Exercise task >>
Reproduce all entries word for word.

Provided data >>
◇ ◇ ◇ ◇

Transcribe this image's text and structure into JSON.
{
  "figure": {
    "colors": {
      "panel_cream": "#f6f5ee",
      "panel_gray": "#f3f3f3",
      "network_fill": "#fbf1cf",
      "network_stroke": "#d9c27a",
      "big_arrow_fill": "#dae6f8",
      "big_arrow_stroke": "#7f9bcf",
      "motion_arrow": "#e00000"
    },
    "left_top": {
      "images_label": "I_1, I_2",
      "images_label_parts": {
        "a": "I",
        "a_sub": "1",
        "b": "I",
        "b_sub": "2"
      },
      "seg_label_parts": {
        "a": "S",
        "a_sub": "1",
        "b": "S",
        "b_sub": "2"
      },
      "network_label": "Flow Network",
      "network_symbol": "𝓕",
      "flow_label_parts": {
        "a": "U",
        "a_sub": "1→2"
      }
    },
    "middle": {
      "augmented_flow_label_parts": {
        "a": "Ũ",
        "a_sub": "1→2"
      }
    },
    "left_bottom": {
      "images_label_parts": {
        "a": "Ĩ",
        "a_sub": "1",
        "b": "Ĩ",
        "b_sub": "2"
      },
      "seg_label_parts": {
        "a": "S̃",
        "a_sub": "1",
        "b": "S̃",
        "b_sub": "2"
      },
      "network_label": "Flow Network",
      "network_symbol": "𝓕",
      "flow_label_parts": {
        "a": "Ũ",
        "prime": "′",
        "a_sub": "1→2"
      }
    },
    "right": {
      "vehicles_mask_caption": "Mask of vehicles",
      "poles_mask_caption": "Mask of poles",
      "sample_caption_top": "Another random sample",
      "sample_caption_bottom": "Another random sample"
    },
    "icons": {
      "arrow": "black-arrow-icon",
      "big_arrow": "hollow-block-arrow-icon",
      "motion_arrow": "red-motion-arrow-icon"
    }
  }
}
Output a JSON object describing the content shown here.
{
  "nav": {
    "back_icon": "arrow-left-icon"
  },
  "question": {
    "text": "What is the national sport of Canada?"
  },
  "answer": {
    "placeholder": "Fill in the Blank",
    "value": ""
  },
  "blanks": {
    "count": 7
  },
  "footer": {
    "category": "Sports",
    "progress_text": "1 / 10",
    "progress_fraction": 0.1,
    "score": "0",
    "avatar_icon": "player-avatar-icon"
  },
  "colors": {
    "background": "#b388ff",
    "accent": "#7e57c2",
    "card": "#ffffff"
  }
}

◇ ◇ ◇ ◇

Correct result >>
Transcribe this image's text and structure into JSON.
{
  "figure": {
    "colors": {
      "panel_cream": "#f6f5ee",
      "panel_gray": "#f3f3f3",
      "network_fill": "#fbf1cf",
      "network_stroke": "#d9c27a",
      "big_arrow_fill": "#dae6f8",
      "big_arrow_stroke": "#7f9bcf",
      "motion_arrow": "#e00000"
    },
    "left_top": {
      "images_label": "I_1, I_2",
      "images_label_parts": {
        "a": "I",
        "a_sub": "1",
        "b": "I",
        "b_sub": "2"
      },
      "seg_label_parts": {
        "a": "S",
        "a_sub": "1",
        "b": "S",
        "b_sub": "2"
      },
      "network_label": "Flow Network",
      "network_symbol": "𝓕",
      "flow_label_parts": {
        "a": "U",
        "a_sub": "1→2"
      }
    },
    "middle": {
      "augmented_flow_label_parts": {
        "a": "Ũ",
        "a_sub": "1→2"
      }
    },
    "left_bottom": {
      "images_label_parts": {
        "a": "Ĩ",
        "a_sub": "1",
        "b": "Ĩ",
        "b_sub": "2"
      },
      "seg_label_parts": {
        "a": "S̃",
        "a_sub": "1",
        "b": "S̃",
        "b_sub": "2"
      },
      "network_label": "Flow Network",
      "network_symbol": "𝓕",
      "flow_label_parts": {
        "a": "Ũ",
        "prime": "′",
        "a_sub": "1→2"
      }
    },
    "right": {
      "vehicles_mask_caption": "Mask of vehicles",
      "poles_mask_caption": "Mask of poles",
      "sample_caption_top": "Another random sample",
      "sample_caption_bottom": "Another random sample"
    },
    "icons": {
      "arrow": "black-arrow-icon",
      "big_arrow": "hollow-block-arrow-icon",
      "motion_arrow": "red-motion-arrow-icon"
    }
  }
}
Output a JSON object describing the content shown here.
{
  "nav": {
    "back_icon": "arrow-left-icon"
  },
  "question": {
    "text": "What is the national sport of Canada?"
  },
  "answer": {
    "placeholder": "Fill in the Blank",
    "value": ""
  },
  "blanks": {
    "count": 7
  },
  "footer": {
    "category": "Sports",
    "progress_text": "1 / 10",
    "progress_fraction": 0.1,
    "score": "0",
    "avatar_icon": "player-avatar-icon"
  },
  "colors": {
    "background": "#b388ff",
    "accent": "#7e57c2",
    "card": "#ffffff"
  }
}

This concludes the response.